Figure contents as structured data:

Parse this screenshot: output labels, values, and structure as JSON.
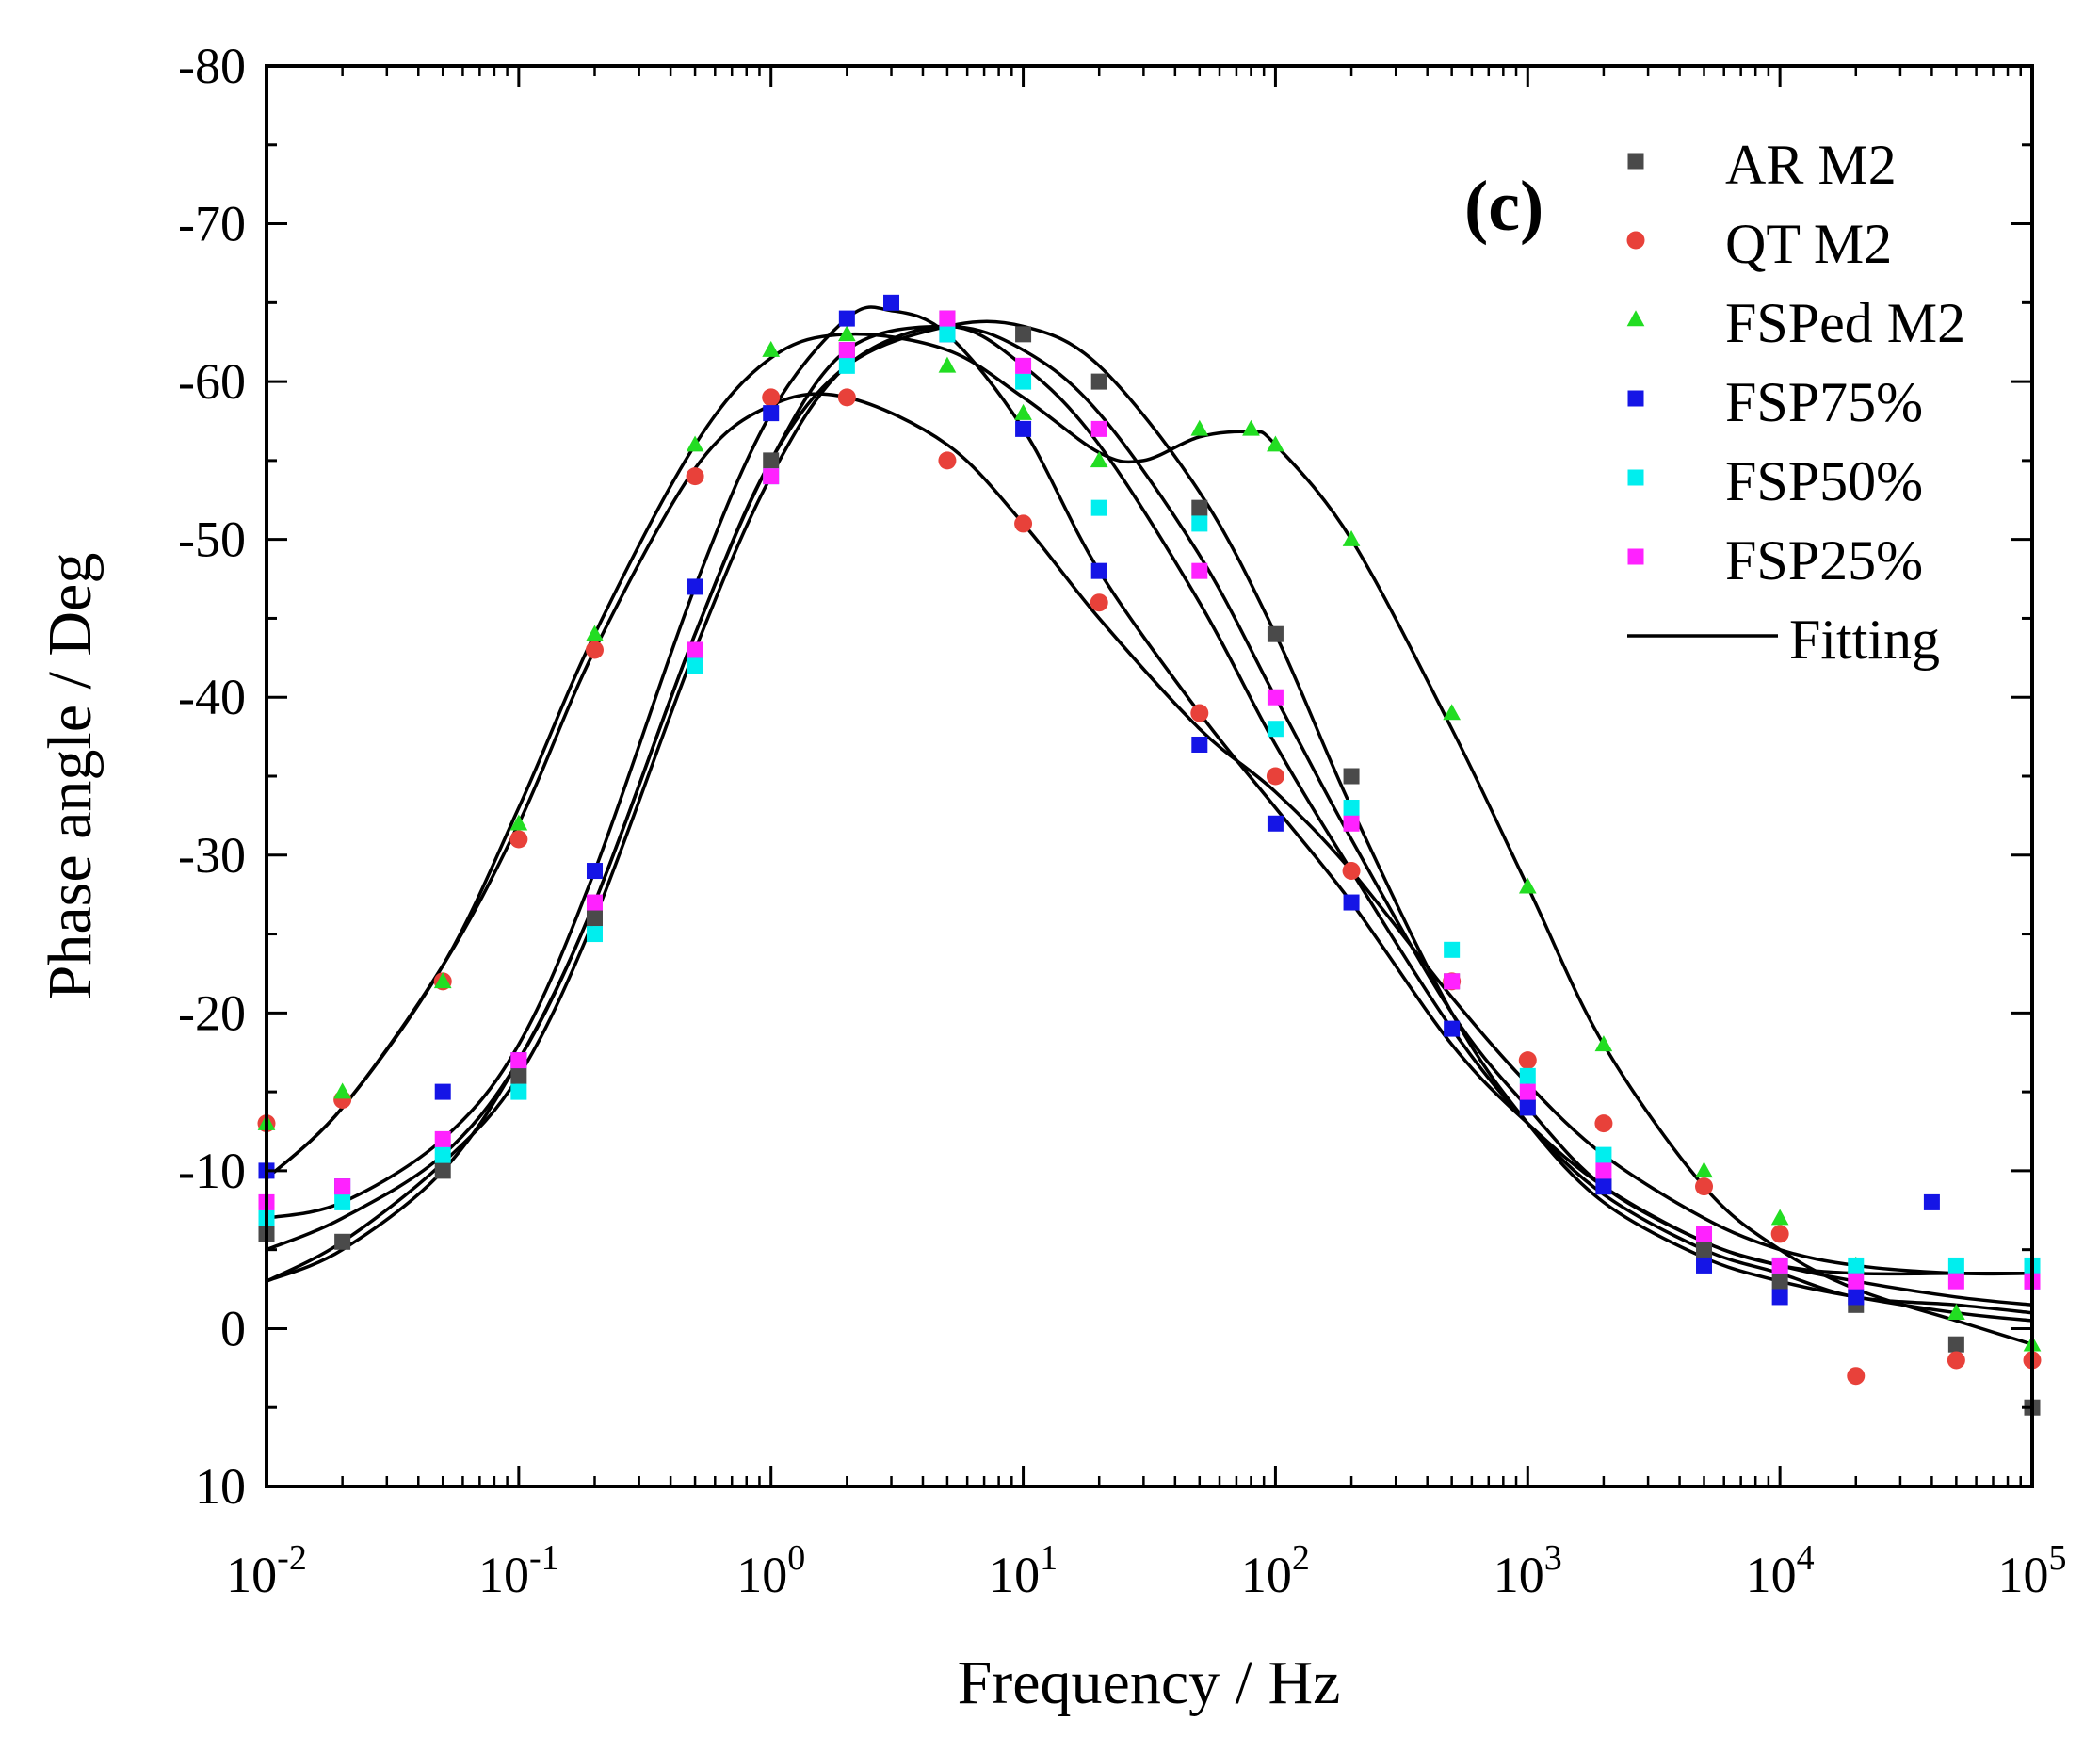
{
  "chart_data": {
    "type": "scatter",
    "title": "",
    "panel_label": "(c)",
    "xlabel": "Frequency / Hz",
    "ylabel": "Phase angle / Deg",
    "x_scale": "log",
    "xlim": [
      0.01,
      100000
    ],
    "ylim": [
      10,
      -80
    ],
    "x_ticks": [
      {
        "base": "10",
        "exp": "-2"
      },
      {
        "base": "10",
        "exp": "-1"
      },
      {
        "base": "10",
        "exp": "0"
      },
      {
        "base": "10",
        "exp": "1"
      },
      {
        "base": "10",
        "exp": "2"
      },
      {
        "base": "10",
        "exp": "3"
      },
      {
        "base": "10",
        "exp": "4"
      },
      {
        "base": "10",
        "exp": "5"
      }
    ],
    "y_ticks": [
      "-80",
      "-70",
      "-60",
      "-50",
      "-40",
      "-30",
      "-20",
      "-10",
      "0",
      "10"
    ],
    "legend_position": "top-right",
    "fit_label": "Fitting",
    "series": [
      {
        "name": "AR M2",
        "marker": "square",
        "color": "#4a4a4a",
        "x": [
          0.01,
          0.02,
          0.05,
          0.1,
          0.2,
          0.5,
          1,
          2,
          5,
          10,
          20,
          50,
          100,
          200,
          500,
          1000,
          2000,
          5000,
          10000,
          20000,
          50000,
          100000
        ],
        "y": [
          -6,
          -5.5,
          -10,
          -16,
          -26,
          -43,
          -55,
          -62,
          -64,
          -63,
          -60,
          -52,
          -44,
          -35,
          -22,
          -14,
          -9,
          -5,
          -3,
          -1.5,
          1,
          5
        ]
      },
      {
        "name": "QT M2",
        "marker": "circle",
        "color": "#e8413a",
        "x": [
          0.01,
          0.02,
          0.05,
          0.1,
          0.2,
          0.5,
          1,
          2,
          5,
          10,
          20,
          50,
          100,
          200,
          500,
          1000,
          2000,
          5000,
          10000,
          20000,
          50000,
          100000
        ],
        "y": [
          -13,
          -14.5,
          -22,
          -31,
          -43,
          -54,
          -59,
          -59,
          -55,
          -51,
          -46,
          -39,
          -35,
          -29,
          -22,
          -17,
          -13,
          -9,
          -6,
          3,
          2,
          2
        ]
      },
      {
        "name": "FSPed M2",
        "marker": "triangle",
        "color": "#22dd22",
        "x": [
          0.01,
          0.02,
          0.05,
          0.1,
          0.2,
          0.5,
          1,
          2,
          5,
          10,
          20,
          50,
          80,
          100,
          200,
          500,
          1000,
          2000,
          5000,
          10000,
          20000,
          50000,
          100000
        ],
        "y": [
          -13,
          -15,
          -22,
          -32,
          -44,
          -56,
          -62,
          -63,
          -61,
          -58,
          -55,
          -57,
          -57,
          -56,
          -50,
          -39,
          -28,
          -18,
          -10,
          -7,
          -4,
          -1,
          1
        ]
      },
      {
        "name": "FSP75%",
        "marker": "square",
        "color": "#1515e6",
        "x": [
          0.01,
          0.02,
          0.05,
          0.1,
          0.2,
          0.5,
          1,
          2,
          3,
          5,
          10,
          20,
          50,
          100,
          200,
          500,
          1000,
          2000,
          5000,
          10000,
          20000,
          40000,
          100000
        ],
        "y": [
          -10,
          -9,
          -15,
          -17,
          -29,
          -47,
          -58,
          -64,
          -65,
          -63,
          -57,
          -48,
          -37,
          -32,
          -27,
          -19,
          -14,
          -9,
          -4,
          -2,
          -2,
          -8,
          -3
        ]
      },
      {
        "name": "FSP50%",
        "marker": "square",
        "color": "#00eeee",
        "x": [
          0.01,
          0.02,
          0.05,
          0.1,
          0.2,
          0.5,
          1,
          2,
          5,
          10,
          20,
          50,
          100,
          200,
          500,
          1000,
          2000,
          5000,
          10000,
          20000,
          50000,
          100000
        ],
        "y": [
          -7,
          -8,
          -11,
          -15,
          -25,
          -42,
          -54,
          -61,
          -63,
          -60,
          -52,
          -51,
          -38,
          -33,
          -24,
          -16,
          -11,
          -6,
          -4,
          -4,
          -4,
          -4
        ]
      },
      {
        "name": "FSP25%",
        "marker": "square",
        "color": "#ff22ff",
        "x": [
          0.01,
          0.02,
          0.05,
          0.1,
          0.2,
          0.5,
          1,
          2,
          5,
          10,
          20,
          50,
          100,
          200,
          500,
          1000,
          2000,
          5000,
          10000,
          20000,
          50000,
          100000
        ],
        "y": [
          -8,
          -9,
          -12,
          -17,
          -27,
          -43,
          -54,
          -62,
          -64,
          -61,
          -57,
          -48,
          -40,
          -32,
          -22,
          -15,
          -10,
          -6,
          -4,
          -3,
          -3,
          -3
        ]
      }
    ],
    "fit_curves": [
      {
        "name": "AR M2 fit",
        "x": [
          0.01,
          0.02,
          0.05,
          0.1,
          0.2,
          0.5,
          1,
          2,
          5,
          10,
          20,
          50,
          100,
          200,
          500,
          1000,
          2000,
          5000,
          10000,
          20000,
          50000,
          100000
        ],
        "y": [
          -3,
          -5,
          -10,
          -17,
          -27,
          -44,
          -55,
          -61,
          -63.5,
          -63.5,
          -61,
          -53,
          -44,
          -33,
          -20,
          -13,
          -8,
          -4.5,
          -3,
          -2,
          -1,
          -0.5
        ]
      },
      {
        "name": "QT M2 fit",
        "x": [
          0.01,
          0.02,
          0.05,
          0.1,
          0.2,
          0.5,
          1,
          2,
          5,
          10,
          20,
          50,
          100,
          200,
          500,
          1000,
          2000,
          5000,
          10000,
          20000,
          50000,
          100000
        ],
        "y": [
          -9.5,
          -14,
          -23,
          -32,
          -43,
          -54.5,
          -58.5,
          -59,
          -56,
          -51,
          -45,
          -38,
          -34,
          -29,
          -21,
          -15.5,
          -11,
          -7,
          -5,
          -4,
          -3.5,
          -3.5
        ]
      },
      {
        "name": "FSPed M2 fit",
        "x": [
          0.01,
          0.02,
          0.05,
          0.1,
          0.2,
          0.5,
          1,
          2,
          5,
          10,
          20,
          30,
          50,
          80,
          100,
          200,
          500,
          1000,
          2000,
          5000,
          10000,
          20000,
          50000,
          100000
        ],
        "y": [
          -9.5,
          -14,
          -23,
          -33,
          -44,
          -56,
          -61.5,
          -63,
          -62,
          -59,
          -55.5,
          -55,
          -56.5,
          -56.8,
          -56,
          -50,
          -38,
          -28,
          -18,
          -9,
          -5,
          -2.5,
          -0.5,
          1
        ]
      },
      {
        "name": "FSP75% fit",
        "x": [
          0.01,
          0.02,
          0.05,
          0.1,
          0.2,
          0.5,
          1,
          2,
          3,
          5,
          10,
          20,
          50,
          100,
          200,
          500,
          1000,
          2000,
          5000,
          10000,
          20000,
          50000,
          100000
        ],
        "y": [
          -7,
          -8,
          -12,
          -18,
          -29,
          -47,
          -58,
          -64,
          -64.5,
          -63,
          -57,
          -48,
          -39,
          -33,
          -27,
          -18,
          -13,
          -9,
          -5.5,
          -4,
          -3.5,
          -3.5,
          -3.5
        ]
      },
      {
        "name": "FSP50% fit",
        "x": [
          0.01,
          0.02,
          0.05,
          0.1,
          0.2,
          0.5,
          1,
          2,
          5,
          10,
          20,
          50,
          100,
          200,
          500,
          1000,
          2000,
          5000,
          10000,
          20000,
          50000,
          100000
        ],
        "y": [
          -3,
          -5.5,
          -10.5,
          -16,
          -26,
          -43,
          -54,
          -61,
          -63.5,
          -61,
          -56,
          -46,
          -37,
          -29,
          -19,
          -13,
          -8.5,
          -5,
          -3.5,
          -2,
          -1.5,
          -1
        ]
      },
      {
        "name": "FSP25% fit",
        "x": [
          0.01,
          0.02,
          0.05,
          0.1,
          0.2,
          0.5,
          1,
          2,
          5,
          10,
          20,
          50,
          100,
          200,
          500,
          1000,
          2000,
          5000,
          10000,
          20000,
          50000,
          100000
        ],
        "y": [
          -5,
          -7,
          -11,
          -17,
          -27,
          -44,
          -55,
          -62,
          -63.5,
          -62,
          -58,
          -49,
          -40,
          -31,
          -20,
          -14,
          -9,
          -5.5,
          -4,
          -3,
          -2,
          -1.5
        ]
      }
    ]
  }
}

**TO DO:**
Identify the lines in the entries above that contain "color", then copy them out.

**ANSWER:**
        "color": "#4a4a4a",
        "color": "#e8413a",
        "color": "#22dd22",
        "color": "#1515e6",
        "color": "#00eeee",
        "color": "#ff22ff",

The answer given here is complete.